| Required tasks |
**1)** From the excerpt about moving to Spain, write out the part that opens with the words containing "My subconscious has" and closes with "where I am.".
**2)** Turn the paragraph beginning "My subconscious has yet to catch up" in the excerpt about moving to Spain into a short list that keeps its main facts.

— START OF Excerpted text —

I live in Spain now. In Spain. Just like that.
It’s hard to explain why something so obvious this strikes me as being so implausible. I mean, I spent over a year planning for this; it should come as no surprise. I repeat the phrase in my mind, over and over, as if trying to convince myself, but the idea is still totally foreign: I live in Spain. How strange.
One day you wake up, shower and dress, and cram your toothpaste and deodorant in the top of an already-full suitcase and zip it up. You take a cab to the airport and check in for a one-way flight. You send a generic goodbye text message to everyone in your phonebook, then chuck the piece of shit in airport trashcan, trying not to look to suspicious as you do so. You spend the flight as you do any other, between a stack of magazines, an ipod, and a book of sudoku puzzles, but beneath your mood and behind your behavior everything is changing definitively and far too quickly. You can scarcely think about this, and when you do it is exciting and a bit scary, but mostly surreal. When it is time to sleep you sleep in a new bed, in a new apartment, and by then your life is a completely different life. By then Minneapolis is a memory. This all happens far too quickly—in about 30 hours time. For such a move not to seem surreal, weeks would be needed, passage on a slow-moving ocean liner.
My subconscious has yet to catch up. Though I’ve been here for a couple weeks and my personal effects arrived five days ago, I am still having vivid dreams about not getting everything done in time. In them the Fedex guy shows up and I’ve filled out all the wrong paperwork, or a new fuel surcharge gets added the day before I ship and I have to leave ten boxes behind, or I discover a whole closet full of stuff I forgot to pack as I’m leaving for the airport. They’re stress dreams—like the dreams you have after taking a new and demanding job; there’s so much work to be done that some of it must be taken care of while you rest. But there’s also a feverish, hallucinatory, panicked, David Lynch kind of edge to them. I wake up sweating, confused about where I am.

— END OF Excerpted text —
— START OF Source data —

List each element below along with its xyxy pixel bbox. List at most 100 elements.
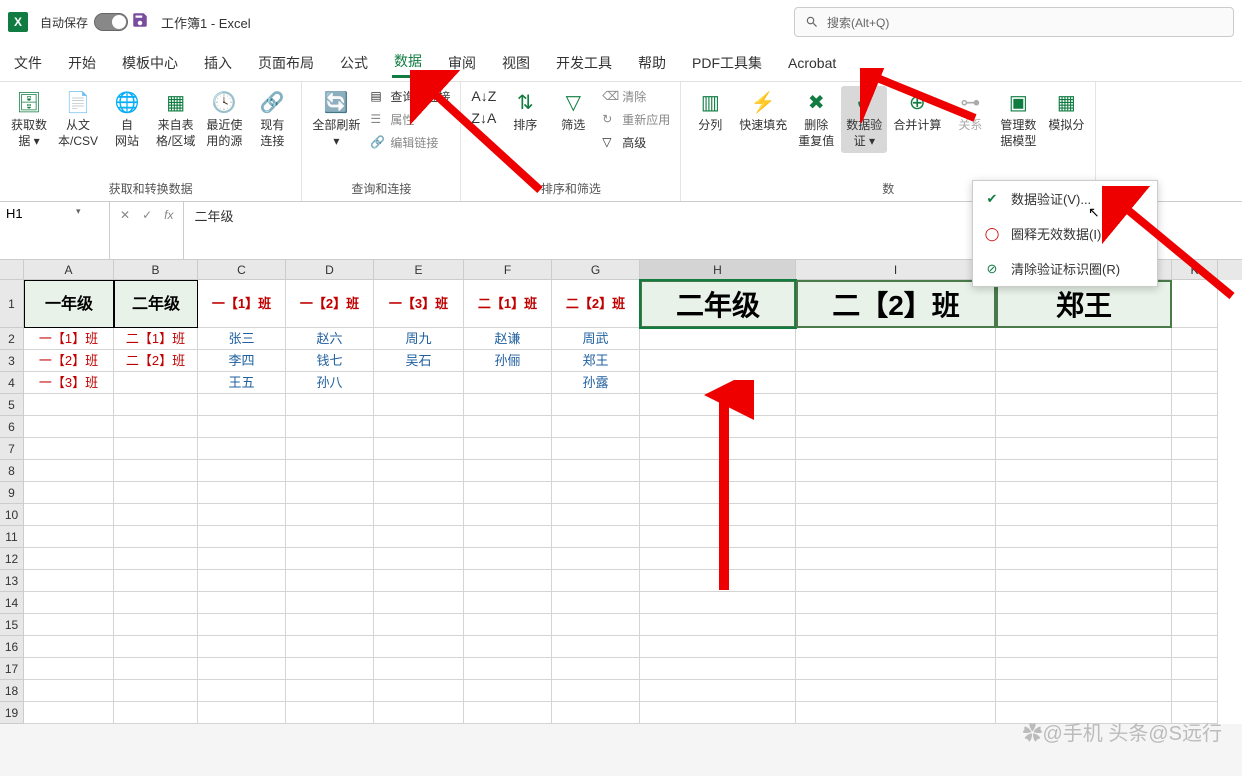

— END OF Source data —

| Expected results |
**1)**
My subconscious has yet to catch up. Though I’ve been here for a couple weeks and my personal effects arrived five days ago, I am still having vivid dreams about not getting everything done in time. In them the Fedex guy shows up and I’ve filled out all the wrong paperwork, or a new fuel surcharge gets added the day before I ship and I have to leave ten boxes behind, or I discover a whole closet full of stuff I forgot to pack as I’m leaving for the airport. They’re stress dreams—like the dreams you have after taking a new and demanding job; there’s so much work to be done that some of it must be taken care of while you rest. But there’s also a feverish, hallucinatory, panicked, David Lynch kind of edge to them. I wake up sweating, confused about where I am.

**2)**
- My subconscious hasn't caught up yet.
- I've been here a couple weeks, and my things arrived five days ago, but I still have vivid dreams about not getting everything done in time.
- In the dreams:
  - the Fedex guy shows up and I've filled out the wrong paperwork
  - a new fuel surcharge the day before shipping forces me to leave ten boxes behind
  - I find a forgotten closet full of stuff as I'm leaving for the airport
- They're stress dreams, like those after starting a demanding new job, when some work gets done while you rest.
- They also have a feverish, hallucinatory, panicked, David Lynch kind of edge.
- I wake up sweating and confused about where I am.